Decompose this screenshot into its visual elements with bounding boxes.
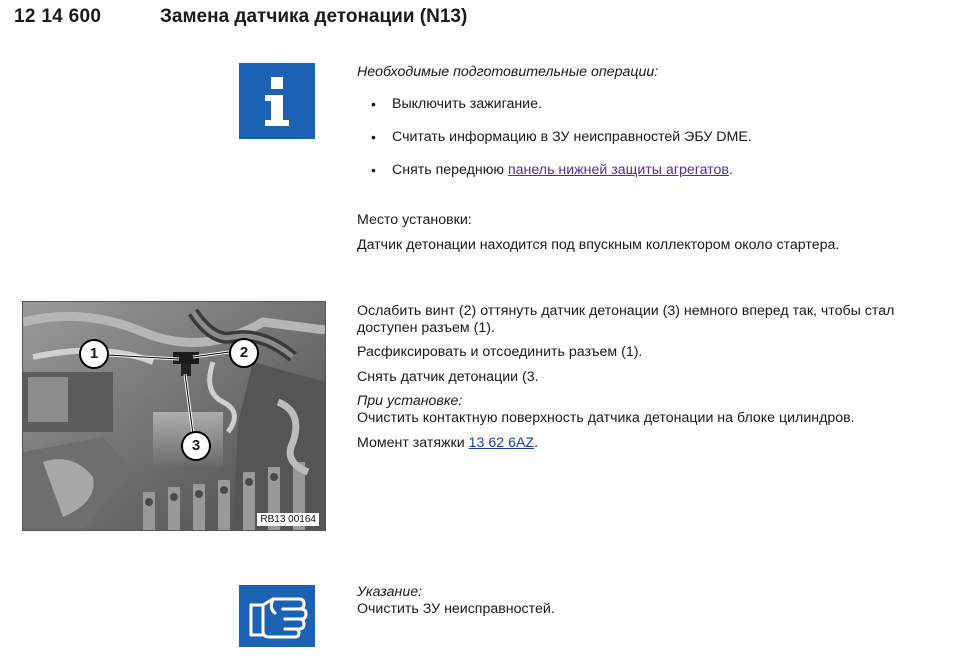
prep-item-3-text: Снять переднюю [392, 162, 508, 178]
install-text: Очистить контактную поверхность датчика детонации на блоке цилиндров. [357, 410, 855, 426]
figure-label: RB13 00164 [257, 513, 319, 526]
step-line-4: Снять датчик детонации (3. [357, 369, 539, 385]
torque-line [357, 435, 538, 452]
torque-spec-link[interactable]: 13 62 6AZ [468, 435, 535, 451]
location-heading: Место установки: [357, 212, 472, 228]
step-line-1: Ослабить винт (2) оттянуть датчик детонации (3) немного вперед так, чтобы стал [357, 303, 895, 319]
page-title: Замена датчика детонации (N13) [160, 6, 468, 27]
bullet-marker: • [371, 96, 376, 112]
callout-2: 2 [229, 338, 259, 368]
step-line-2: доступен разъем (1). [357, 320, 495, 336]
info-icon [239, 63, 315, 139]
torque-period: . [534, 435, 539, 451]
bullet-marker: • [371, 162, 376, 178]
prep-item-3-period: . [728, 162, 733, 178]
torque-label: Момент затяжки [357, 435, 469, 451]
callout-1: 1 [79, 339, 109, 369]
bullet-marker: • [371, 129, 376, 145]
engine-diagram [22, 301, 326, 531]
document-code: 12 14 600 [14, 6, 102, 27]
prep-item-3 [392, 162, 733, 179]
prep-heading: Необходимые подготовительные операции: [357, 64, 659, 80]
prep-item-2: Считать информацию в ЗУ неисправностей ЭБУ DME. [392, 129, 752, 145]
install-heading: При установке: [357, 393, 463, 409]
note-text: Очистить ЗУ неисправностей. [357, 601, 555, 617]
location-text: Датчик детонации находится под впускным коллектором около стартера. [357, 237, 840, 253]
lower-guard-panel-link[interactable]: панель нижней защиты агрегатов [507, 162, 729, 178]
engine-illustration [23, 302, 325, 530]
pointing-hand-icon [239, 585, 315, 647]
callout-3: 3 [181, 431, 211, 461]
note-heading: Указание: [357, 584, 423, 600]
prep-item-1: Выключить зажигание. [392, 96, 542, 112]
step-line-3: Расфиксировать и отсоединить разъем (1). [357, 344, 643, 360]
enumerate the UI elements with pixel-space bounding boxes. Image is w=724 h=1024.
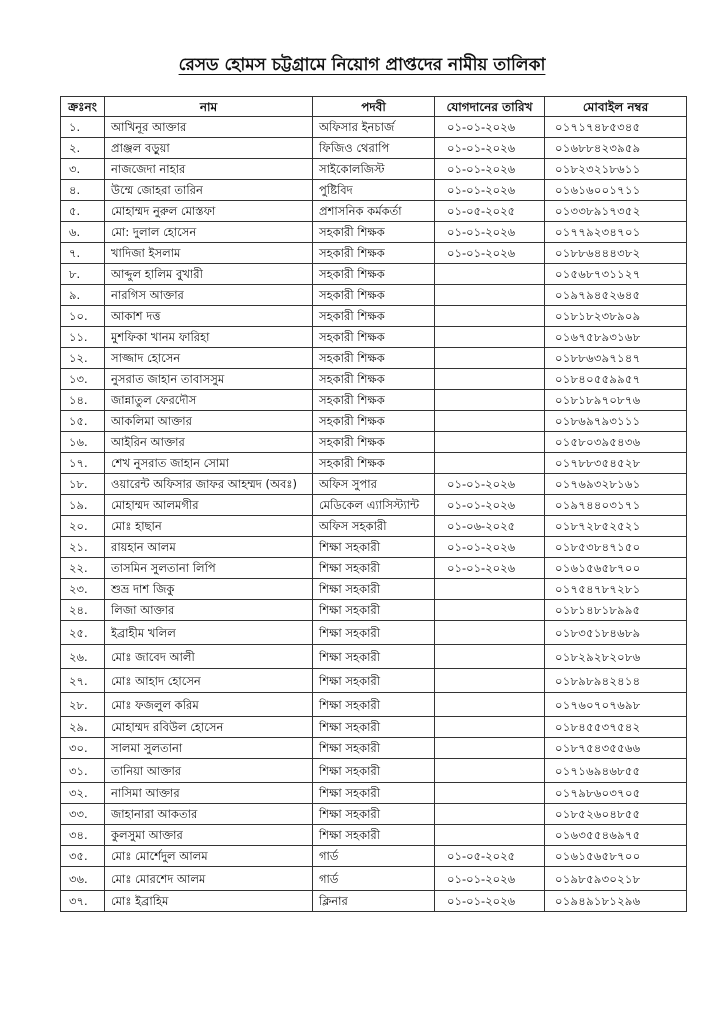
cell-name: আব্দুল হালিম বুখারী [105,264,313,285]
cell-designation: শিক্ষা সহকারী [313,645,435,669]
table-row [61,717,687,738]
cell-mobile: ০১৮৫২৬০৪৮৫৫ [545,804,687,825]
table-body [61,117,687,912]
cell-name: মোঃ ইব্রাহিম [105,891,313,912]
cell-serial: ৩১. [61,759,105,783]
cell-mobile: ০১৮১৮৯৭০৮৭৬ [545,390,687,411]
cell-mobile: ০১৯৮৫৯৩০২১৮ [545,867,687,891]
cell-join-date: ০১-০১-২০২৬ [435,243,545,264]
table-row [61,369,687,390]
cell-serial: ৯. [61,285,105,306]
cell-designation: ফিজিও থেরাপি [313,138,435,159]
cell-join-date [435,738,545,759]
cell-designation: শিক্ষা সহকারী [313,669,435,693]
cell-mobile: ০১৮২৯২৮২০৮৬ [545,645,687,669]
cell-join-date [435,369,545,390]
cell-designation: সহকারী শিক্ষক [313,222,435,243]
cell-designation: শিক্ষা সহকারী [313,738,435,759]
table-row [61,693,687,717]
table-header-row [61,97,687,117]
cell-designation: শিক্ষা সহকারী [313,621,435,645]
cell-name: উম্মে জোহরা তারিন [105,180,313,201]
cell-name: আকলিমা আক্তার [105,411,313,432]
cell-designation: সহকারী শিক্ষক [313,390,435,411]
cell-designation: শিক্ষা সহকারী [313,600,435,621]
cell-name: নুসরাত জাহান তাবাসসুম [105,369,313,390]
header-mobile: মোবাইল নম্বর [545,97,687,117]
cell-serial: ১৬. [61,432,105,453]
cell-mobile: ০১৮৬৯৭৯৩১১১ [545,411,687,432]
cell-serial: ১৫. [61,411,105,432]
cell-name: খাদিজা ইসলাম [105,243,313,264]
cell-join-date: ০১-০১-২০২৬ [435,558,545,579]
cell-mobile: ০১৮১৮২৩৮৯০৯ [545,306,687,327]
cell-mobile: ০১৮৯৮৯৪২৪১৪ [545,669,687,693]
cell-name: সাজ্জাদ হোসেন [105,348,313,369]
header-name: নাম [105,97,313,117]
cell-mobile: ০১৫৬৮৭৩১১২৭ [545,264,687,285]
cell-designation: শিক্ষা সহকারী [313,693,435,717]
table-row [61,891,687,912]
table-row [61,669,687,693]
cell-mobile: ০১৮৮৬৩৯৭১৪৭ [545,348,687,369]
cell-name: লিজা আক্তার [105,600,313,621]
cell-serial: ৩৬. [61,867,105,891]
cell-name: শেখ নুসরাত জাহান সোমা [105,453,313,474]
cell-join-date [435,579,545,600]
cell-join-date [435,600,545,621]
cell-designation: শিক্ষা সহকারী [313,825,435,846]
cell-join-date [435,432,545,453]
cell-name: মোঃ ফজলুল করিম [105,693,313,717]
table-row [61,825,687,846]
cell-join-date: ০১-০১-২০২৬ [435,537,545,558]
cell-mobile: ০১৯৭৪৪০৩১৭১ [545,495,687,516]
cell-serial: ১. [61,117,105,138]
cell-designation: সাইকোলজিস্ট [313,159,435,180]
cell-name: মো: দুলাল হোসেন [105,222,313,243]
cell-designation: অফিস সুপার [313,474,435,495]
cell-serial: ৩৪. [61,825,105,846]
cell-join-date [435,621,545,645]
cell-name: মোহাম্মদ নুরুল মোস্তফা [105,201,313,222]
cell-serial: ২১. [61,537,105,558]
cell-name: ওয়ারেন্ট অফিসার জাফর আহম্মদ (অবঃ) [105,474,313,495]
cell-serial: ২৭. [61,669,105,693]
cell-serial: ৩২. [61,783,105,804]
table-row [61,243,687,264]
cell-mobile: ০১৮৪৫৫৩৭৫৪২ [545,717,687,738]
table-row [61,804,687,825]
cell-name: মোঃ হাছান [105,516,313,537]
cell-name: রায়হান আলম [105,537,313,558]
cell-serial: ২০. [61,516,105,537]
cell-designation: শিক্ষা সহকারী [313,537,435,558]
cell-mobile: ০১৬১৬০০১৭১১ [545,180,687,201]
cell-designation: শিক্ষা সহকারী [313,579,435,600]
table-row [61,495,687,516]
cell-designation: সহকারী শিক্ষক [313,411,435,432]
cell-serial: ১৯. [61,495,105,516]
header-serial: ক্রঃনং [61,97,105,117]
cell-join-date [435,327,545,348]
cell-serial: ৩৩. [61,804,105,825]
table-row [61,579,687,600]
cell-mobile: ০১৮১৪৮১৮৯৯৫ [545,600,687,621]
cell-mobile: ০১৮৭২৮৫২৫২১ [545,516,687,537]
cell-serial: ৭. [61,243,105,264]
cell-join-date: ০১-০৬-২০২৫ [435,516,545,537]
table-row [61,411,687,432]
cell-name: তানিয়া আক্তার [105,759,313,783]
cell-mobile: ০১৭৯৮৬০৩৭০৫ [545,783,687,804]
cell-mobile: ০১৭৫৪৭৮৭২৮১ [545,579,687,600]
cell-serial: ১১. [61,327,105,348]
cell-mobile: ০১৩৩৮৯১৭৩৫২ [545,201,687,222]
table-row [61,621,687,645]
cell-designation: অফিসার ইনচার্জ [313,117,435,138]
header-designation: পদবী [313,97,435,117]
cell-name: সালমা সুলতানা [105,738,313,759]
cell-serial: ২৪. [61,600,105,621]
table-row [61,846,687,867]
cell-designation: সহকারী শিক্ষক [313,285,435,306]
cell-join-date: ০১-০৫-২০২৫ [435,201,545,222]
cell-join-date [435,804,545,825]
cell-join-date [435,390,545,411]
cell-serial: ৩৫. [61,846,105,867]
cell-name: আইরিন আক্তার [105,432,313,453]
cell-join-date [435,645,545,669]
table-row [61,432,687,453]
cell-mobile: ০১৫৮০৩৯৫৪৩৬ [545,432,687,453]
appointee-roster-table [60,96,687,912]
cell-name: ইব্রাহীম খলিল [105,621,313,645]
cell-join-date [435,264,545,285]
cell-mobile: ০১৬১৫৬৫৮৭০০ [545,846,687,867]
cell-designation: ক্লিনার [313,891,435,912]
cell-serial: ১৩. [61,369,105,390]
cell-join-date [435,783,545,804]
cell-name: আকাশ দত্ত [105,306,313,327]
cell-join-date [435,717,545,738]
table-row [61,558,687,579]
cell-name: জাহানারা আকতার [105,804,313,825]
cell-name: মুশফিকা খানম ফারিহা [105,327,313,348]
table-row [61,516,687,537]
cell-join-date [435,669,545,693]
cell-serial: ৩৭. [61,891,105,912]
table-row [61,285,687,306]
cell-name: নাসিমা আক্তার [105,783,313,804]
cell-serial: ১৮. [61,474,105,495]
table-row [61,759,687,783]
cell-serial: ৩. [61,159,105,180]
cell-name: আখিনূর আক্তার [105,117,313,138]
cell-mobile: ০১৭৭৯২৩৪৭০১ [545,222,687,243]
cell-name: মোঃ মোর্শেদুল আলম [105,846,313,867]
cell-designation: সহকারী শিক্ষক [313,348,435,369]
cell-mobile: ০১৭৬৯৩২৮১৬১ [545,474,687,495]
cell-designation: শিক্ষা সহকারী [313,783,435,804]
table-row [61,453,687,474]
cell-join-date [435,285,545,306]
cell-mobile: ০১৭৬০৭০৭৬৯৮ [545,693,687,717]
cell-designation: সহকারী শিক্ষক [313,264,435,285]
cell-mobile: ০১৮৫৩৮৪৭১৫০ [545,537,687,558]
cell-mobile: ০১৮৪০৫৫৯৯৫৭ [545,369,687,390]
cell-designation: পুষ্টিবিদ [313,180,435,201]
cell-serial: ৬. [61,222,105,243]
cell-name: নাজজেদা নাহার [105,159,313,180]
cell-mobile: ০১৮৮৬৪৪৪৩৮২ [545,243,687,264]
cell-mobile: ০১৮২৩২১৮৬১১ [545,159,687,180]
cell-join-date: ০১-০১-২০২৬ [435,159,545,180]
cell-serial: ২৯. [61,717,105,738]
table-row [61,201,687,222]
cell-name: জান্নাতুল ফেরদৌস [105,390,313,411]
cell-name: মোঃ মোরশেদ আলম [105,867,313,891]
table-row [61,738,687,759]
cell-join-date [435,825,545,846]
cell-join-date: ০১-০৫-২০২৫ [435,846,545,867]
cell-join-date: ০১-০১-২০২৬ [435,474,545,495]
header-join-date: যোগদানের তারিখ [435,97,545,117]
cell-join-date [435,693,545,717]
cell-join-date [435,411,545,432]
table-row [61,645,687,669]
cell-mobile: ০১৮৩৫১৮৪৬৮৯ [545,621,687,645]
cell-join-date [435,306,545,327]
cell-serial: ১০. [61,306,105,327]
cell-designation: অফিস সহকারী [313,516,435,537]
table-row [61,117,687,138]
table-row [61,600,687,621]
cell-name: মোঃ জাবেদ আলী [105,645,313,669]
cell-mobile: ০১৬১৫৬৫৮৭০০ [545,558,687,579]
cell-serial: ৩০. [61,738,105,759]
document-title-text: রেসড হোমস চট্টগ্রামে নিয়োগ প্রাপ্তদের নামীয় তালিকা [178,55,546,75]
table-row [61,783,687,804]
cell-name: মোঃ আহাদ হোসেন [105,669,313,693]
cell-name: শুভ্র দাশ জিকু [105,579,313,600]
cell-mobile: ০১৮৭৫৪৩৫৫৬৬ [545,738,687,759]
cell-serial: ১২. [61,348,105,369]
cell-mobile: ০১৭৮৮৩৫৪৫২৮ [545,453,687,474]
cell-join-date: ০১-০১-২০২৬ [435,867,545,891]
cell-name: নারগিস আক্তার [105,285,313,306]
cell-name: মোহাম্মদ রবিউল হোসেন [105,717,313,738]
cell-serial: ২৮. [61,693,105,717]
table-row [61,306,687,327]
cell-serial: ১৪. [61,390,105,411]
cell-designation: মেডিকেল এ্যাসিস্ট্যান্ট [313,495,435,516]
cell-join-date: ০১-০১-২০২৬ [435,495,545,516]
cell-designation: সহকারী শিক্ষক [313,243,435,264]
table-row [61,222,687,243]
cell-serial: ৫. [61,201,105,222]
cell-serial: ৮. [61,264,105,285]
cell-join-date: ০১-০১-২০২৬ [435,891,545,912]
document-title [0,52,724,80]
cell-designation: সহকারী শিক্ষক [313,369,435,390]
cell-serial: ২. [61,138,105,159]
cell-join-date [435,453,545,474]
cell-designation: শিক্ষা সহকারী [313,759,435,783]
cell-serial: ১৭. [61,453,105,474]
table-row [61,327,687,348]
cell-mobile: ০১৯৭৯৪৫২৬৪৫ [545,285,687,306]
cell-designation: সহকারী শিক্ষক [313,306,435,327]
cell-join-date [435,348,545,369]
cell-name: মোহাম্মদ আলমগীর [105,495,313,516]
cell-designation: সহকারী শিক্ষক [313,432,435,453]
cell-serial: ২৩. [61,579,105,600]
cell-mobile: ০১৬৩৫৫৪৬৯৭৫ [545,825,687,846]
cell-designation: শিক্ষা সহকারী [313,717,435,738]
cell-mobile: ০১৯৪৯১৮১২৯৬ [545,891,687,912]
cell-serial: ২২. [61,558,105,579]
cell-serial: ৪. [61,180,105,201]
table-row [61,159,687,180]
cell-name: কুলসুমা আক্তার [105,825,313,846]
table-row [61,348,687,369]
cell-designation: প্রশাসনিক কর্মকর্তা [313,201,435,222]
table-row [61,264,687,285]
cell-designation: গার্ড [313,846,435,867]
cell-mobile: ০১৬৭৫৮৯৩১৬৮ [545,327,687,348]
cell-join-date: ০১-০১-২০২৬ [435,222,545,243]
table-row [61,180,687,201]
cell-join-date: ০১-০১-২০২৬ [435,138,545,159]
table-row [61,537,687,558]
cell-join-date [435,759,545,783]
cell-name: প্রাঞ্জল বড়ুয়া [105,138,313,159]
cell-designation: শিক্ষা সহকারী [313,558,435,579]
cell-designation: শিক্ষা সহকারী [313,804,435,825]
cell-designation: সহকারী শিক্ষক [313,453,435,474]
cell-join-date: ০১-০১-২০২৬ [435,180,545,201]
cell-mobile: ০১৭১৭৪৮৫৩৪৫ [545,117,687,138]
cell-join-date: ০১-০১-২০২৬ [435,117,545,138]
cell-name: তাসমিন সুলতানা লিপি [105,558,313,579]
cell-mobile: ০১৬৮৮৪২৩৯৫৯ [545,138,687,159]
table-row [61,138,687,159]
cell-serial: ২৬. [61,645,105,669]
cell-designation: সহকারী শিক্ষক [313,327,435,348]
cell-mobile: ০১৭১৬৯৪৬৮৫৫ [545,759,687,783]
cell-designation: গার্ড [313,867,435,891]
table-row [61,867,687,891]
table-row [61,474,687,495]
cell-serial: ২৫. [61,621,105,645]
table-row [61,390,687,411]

========

Write out everything from the line with "cell-name: আব্দুল হালিম" down to the line with "cell-designation: শিক্ষা সহকারী [313,600,435,621]", putting "row" wherever "table-row" appears and keeping every other part the same.

> _Problem solution_:
cell-name: আব্দুল হালিম বুখারী [105,264,313,285]
cell-designation: শিক্ষা সহকারী [313,645,435,669]
row [61,717,687,738]
cell-mobile: ০১৮৫২৬০৪৮৫৫ [545,804,687,825]
table-body [61,117,687,912]
cell-name: মোঃ ইব্রাহিম [105,891,313,912]
cell-serial: ৩১. [61,759,105,783]
cell-mobile: ০১৮১৮৯৭০৮৭৬ [545,390,687,411]
cell-mobile: ০১৯৮৫৯৩০২১৮ [545,867,687,891]
cell-join-date: ০১-০১-২০২৬ [435,243,545,264]
row [61,369,687,390]
cell-serial: ৯. [61,285,105,306]
cell-designation: ফিজিও থেরাপি [313,138,435,159]
cell-join-date [435,738,545,759]
cell-designation: শিক্ষা সহকারী [313,669,435,693]
cell-mobile: ০১৮২৯২৮২০৮৬ [545,645,687,669]
cell-join-date [435,369,545,390]
cell-designation: সহকারী শিক্ষক [313,222,435,243]
cell-designation: শিক্ষা সহকারী [313,738,435,759]
row [61,693,687,717]
table-header-row [61,97,687,117]
cell-designation: শিক্ষা সহকারী [313,621,435,645]
cell-name: উম্মে জোহরা তারিন [105,180,313,201]
cell-name: আকলিমা আক্তার [105,411,313,432]
cell-designation: সহকারী শিক্ষক [313,390,435,411]
cell-designation: শিক্ষা সহকারী [313,600,435,621]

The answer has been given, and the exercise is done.